--- start of Records to process ---
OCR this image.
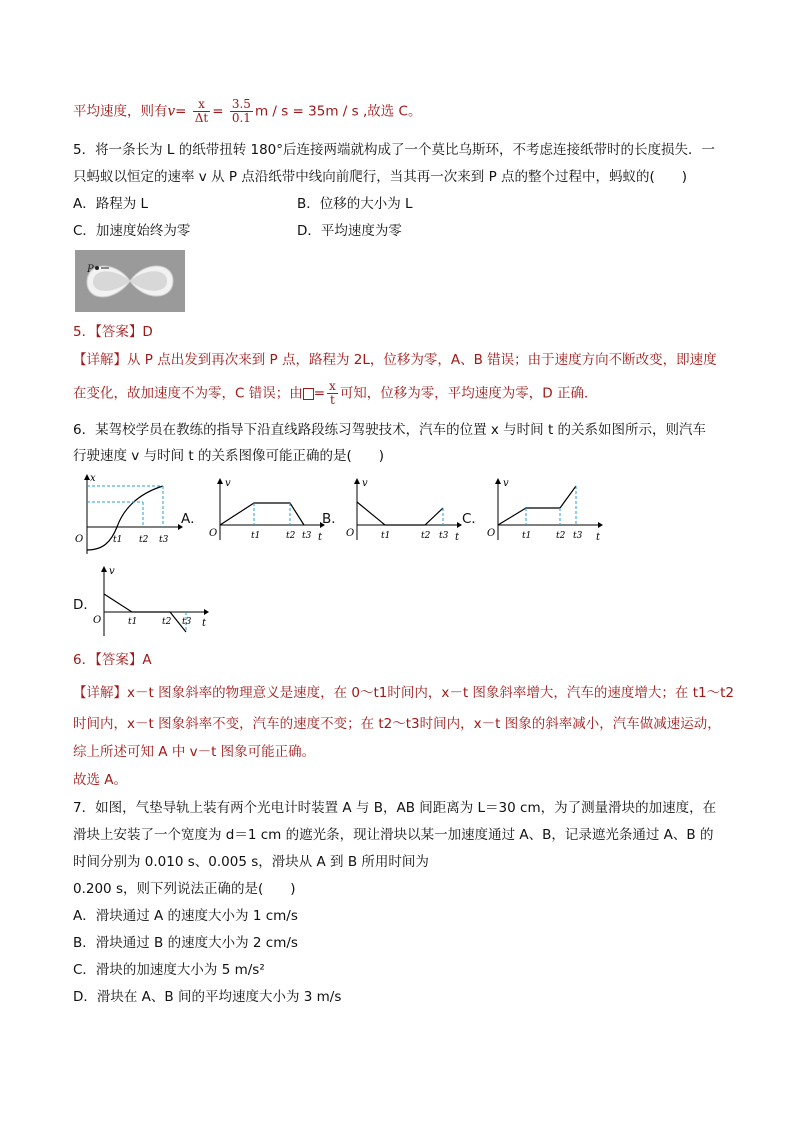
平均速度，则有$v= \frac{x}{\Delta t} = \frac{3.5}{0.1}$ m / s = 35m / s ,故选 C。
5．将一条长为 L 的纸带扭转 180°后连接两端就构成了一个莫比乌斯环，不考虑连接纸带时的长度损失．一
只蚂蚁以恒定的速率 v 从 P 点沿纸带中线向前爬行，当其再一次来到 P 点的整个过程中，蚂蚁的(　　)
A．路程为 L	B．位移的大小为 L
C．加速度始终为零	D．平均速度为零
P
5．【答案】D
【详解】从 P 点出发到再次来到 P 点，路程为 2L，位移为零，A、B 错误；由于速度方向不断改变，即速度
在变化，故加速度不为零，C 错误；由 = $\frac{x}{t}$ 可知，位移为零，平均速度为零，D 正确．
6．某驾校学员在教练的指导下沿直线路段练习驾驶技术，汽车的位置 x 与时间 t 的关系如图所示，则汽车
行驶速度 v 与时间 t 的关系图像可能正确的是(　　)
x
O	t1 t2 t3
A．
v
t
O	t1	t2 t3
B．
v
t
O	t1	t2 t3
C．
v
t
O	t1	t2 t3
D．
v
t
O	t1	t2 t3
6．【答案】A
【详解】x－t 图象斜率的物理意义是速度，在 0～t1时间内，x－t 图象斜率增大，汽车的速度增大；在 t1～t2
时间内，x－t 图象斜率不变，汽车的速度不变；在 t2～t3时间内，x－t 图象的斜率减小，汽车做减速运动，
综上所述可知 A 中 v－t 图象可能正确。
故选 A。
7．如图，气垫导轨上装有两个光电计时装置 A 与 B，AB 间距离为 L＝30 cm，为了测量滑块的加速度，在
滑块上安装了一个宽度为 d＝1 cm 的遮光条，现让滑块以某一加速度通过 A、B，记录遮光条通过 A、B 的
时间分别为 0.010 s、0.005 s，滑块从 A 到 B 所用时间为
0.200 s，则下列说法正确的是(　　)
A．滑块通过 A 的速度大小为 1 cm/s
B．滑块通过 B 的速度大小为 2 cm/s
C．滑块的加速度大小为 5 m/s²
D．滑块在 A、B 间的平均速度大小为 3 m/s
--- end of Records to process ---
Find each line that has the word "平均速度为零", then copy it out.

C．加速度始终为零	D．平均速度为零
在变化，故加速度不为零，C 错误；由 = $\frac{x}{t}$ 可知，位移为零，平均速度为零，D 正确．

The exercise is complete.